═══ Text for analysis ═══

The most important consequence of the above analysis for astrobiological research might be the need to supplement the classical concept of habitability with some measure of “physical conceivability”, defined by the existence of physical conditions that allow (or, indeed, dictate) the emergence of (physical/chemical) information carriers capable of supporting coding concepts that may then evolve towards evolvability and eventually be selected for their respective biosphere—building potentials. Although the hypothesis that we put forward is notoriously difficult to test empirically, potential avenues of research contributing to this goal clearly exist. Apart from the continuing quest for examples of life outside Earth, investigations of possible shadow biospheres hidden on our planet (Davies 2011), and diverse mathematical models of evolvability under different conditions and constraints, informed by extrapolations of present physical knowledge and/or information-theoretical considerations (Adami 2015), the phenomenon of evolvable evolvability by natural selection at the level of the coding concept could also be experimentally tested in biological laboratories, by looking at evolvability of differently conceived life-forms. This may be accomplished imminently, using, for example, semi-synthetic organisms with different genetic alphabet (Malyshev et al. 2014; Dhami et al. 2014; Cleaves et al. 2015) or, alternatively, semi-synthetic (or even fully synthetic) organisms with differentially designed systems for protein synthesis (Daube and Bar-Ziv 2013). Of note, the former could be a tool to test the evolvability-associated effects of different semantics, while the latter would enable us to test variations of syntax. Incorporation of either or both into more complex systems could, in principle, provide a way to investigate the grammar as well. In vitro evolution experiments also offer the promise to enable investigations into contextual dependence of a given coding concept, beginning, naturally, with our own (Popović et al. 2015).

═══ Dataset ═══

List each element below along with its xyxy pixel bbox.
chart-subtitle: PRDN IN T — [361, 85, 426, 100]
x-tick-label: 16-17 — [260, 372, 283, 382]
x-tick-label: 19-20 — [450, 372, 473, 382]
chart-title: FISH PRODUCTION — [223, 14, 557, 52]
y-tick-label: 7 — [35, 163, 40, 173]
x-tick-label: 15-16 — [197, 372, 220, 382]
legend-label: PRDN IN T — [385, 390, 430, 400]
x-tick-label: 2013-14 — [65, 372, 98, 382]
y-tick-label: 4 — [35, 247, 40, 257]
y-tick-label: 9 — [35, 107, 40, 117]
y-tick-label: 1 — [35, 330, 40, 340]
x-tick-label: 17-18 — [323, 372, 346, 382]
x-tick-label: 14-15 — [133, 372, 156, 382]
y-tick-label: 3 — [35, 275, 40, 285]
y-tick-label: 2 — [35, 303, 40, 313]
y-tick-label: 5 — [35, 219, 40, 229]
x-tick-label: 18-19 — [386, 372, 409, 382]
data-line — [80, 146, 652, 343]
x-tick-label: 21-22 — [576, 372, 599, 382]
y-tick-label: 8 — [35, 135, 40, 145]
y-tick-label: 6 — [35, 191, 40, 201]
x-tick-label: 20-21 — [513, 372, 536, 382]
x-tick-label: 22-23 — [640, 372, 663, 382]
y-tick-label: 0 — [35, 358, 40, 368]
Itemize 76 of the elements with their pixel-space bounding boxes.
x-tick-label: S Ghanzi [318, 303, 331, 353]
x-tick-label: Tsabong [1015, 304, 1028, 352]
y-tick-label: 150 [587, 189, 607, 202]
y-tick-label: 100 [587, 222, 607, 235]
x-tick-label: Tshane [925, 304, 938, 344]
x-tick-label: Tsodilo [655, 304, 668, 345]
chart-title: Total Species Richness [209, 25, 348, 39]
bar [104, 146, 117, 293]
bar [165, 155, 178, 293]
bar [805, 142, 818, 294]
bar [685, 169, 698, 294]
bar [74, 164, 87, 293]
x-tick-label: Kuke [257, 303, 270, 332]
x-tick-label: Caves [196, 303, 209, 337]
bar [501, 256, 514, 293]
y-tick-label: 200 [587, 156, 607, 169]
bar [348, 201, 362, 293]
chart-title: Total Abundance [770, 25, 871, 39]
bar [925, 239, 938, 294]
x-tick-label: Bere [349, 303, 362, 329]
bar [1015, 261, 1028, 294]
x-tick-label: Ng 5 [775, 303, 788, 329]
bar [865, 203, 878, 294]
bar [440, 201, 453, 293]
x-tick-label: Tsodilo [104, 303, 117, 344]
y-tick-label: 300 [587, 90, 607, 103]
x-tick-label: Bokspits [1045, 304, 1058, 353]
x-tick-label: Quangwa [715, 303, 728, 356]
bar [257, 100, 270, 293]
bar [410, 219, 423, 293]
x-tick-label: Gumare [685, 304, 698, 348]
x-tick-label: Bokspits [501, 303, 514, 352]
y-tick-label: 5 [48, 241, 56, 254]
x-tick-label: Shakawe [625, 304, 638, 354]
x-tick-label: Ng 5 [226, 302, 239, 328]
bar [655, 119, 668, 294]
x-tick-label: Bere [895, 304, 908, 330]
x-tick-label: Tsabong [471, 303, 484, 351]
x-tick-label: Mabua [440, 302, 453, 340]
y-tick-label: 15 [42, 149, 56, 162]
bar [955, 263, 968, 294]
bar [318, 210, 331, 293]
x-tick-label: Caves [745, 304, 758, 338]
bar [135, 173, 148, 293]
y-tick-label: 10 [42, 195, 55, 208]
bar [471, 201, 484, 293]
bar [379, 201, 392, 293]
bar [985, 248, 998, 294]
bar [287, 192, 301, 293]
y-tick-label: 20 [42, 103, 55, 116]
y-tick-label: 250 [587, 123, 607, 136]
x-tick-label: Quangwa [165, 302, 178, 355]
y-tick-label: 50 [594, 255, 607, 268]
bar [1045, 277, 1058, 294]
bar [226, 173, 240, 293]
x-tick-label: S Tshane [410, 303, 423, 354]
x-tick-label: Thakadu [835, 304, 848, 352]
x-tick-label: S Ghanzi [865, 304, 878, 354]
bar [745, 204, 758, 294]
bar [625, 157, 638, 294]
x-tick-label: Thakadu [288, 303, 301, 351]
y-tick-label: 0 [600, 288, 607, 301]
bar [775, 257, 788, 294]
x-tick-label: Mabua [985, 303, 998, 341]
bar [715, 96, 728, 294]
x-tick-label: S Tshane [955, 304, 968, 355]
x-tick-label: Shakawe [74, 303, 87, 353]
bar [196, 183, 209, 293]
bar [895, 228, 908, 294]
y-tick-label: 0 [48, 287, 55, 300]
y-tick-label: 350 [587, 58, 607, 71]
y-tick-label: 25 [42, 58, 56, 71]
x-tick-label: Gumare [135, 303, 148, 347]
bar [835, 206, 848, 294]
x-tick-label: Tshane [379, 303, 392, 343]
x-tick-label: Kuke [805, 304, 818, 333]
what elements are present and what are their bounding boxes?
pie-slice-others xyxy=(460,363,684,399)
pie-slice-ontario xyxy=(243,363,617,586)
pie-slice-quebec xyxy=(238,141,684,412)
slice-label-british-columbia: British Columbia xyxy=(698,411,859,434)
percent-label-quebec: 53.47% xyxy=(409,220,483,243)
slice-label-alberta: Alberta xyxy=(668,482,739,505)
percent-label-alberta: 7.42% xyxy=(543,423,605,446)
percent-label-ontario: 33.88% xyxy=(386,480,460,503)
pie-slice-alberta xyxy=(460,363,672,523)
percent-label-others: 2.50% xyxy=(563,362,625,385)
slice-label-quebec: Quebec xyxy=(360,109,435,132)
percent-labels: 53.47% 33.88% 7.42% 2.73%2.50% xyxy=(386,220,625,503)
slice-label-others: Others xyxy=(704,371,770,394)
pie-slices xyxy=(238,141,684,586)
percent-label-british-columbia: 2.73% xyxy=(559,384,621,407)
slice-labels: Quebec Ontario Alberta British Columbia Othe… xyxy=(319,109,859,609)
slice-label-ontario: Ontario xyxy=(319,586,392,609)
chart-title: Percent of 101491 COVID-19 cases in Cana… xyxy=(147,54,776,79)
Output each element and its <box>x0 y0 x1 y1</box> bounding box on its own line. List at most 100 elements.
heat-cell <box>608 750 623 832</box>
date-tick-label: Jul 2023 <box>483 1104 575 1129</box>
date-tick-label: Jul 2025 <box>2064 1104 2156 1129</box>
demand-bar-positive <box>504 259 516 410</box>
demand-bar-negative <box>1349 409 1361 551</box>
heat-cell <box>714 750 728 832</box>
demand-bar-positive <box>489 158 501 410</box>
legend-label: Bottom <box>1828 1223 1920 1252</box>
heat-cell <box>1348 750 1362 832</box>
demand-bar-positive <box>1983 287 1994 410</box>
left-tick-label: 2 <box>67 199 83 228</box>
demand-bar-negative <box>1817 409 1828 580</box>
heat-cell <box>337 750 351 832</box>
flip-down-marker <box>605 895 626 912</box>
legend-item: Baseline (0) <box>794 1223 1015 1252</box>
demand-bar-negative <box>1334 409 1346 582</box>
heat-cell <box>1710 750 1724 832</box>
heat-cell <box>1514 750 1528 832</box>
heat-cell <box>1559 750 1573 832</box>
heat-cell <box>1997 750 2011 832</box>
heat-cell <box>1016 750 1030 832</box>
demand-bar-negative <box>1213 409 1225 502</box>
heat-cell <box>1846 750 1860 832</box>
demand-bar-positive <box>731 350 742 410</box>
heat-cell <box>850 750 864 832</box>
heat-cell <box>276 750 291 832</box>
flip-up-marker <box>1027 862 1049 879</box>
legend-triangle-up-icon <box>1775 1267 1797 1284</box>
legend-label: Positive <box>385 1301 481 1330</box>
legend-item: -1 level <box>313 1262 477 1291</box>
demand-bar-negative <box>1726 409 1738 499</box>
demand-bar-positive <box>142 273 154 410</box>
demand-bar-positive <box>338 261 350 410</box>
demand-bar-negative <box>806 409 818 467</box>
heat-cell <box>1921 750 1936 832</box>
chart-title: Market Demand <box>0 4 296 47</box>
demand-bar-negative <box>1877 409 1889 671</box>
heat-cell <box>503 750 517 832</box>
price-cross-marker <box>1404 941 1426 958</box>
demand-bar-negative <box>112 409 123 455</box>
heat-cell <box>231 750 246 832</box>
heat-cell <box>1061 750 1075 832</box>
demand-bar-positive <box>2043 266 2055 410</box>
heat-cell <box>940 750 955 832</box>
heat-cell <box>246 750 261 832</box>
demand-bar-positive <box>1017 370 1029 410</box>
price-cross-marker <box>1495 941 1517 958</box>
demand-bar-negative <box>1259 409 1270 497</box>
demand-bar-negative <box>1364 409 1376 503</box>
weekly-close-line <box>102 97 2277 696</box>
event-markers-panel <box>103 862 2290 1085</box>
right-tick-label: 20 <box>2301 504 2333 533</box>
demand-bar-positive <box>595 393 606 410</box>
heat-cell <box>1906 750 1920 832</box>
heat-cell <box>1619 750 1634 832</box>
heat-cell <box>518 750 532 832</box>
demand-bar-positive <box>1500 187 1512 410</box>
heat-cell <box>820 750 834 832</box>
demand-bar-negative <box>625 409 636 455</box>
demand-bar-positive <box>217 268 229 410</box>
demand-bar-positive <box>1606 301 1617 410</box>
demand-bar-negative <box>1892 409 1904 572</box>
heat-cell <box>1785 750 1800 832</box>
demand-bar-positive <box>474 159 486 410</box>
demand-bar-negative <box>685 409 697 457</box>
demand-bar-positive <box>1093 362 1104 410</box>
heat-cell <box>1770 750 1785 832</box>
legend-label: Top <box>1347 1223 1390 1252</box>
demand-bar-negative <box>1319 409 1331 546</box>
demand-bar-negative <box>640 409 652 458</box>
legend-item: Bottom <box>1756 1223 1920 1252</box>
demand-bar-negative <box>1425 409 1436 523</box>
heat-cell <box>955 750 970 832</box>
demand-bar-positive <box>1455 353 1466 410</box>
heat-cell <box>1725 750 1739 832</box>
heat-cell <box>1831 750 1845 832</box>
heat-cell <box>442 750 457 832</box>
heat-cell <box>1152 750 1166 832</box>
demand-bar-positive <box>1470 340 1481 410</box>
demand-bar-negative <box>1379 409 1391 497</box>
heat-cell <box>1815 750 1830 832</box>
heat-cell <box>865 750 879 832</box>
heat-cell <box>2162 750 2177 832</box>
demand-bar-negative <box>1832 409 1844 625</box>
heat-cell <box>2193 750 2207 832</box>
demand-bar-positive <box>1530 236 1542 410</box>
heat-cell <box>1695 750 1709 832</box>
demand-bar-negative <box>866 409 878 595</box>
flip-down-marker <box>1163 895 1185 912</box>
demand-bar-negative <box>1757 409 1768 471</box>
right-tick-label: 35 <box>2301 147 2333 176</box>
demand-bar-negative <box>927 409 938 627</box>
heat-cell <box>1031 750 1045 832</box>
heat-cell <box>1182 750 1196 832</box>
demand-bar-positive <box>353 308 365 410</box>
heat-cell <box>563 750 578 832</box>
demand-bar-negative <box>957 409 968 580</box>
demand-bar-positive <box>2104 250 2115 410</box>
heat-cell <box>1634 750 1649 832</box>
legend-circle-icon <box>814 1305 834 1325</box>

═══

— What you are asked to do —
List every work cited in the passage on habitability and evolvability, giving each as author and year as it appears there.

— Answer to the exercise —
- Davies 2011
- Adami 2015
- Malyshev et al. 2014
- Dhami et al. 2014
- Cleaves et al. 2015
- Daube and Bar-Ziv 2013
- Popović et al. 2015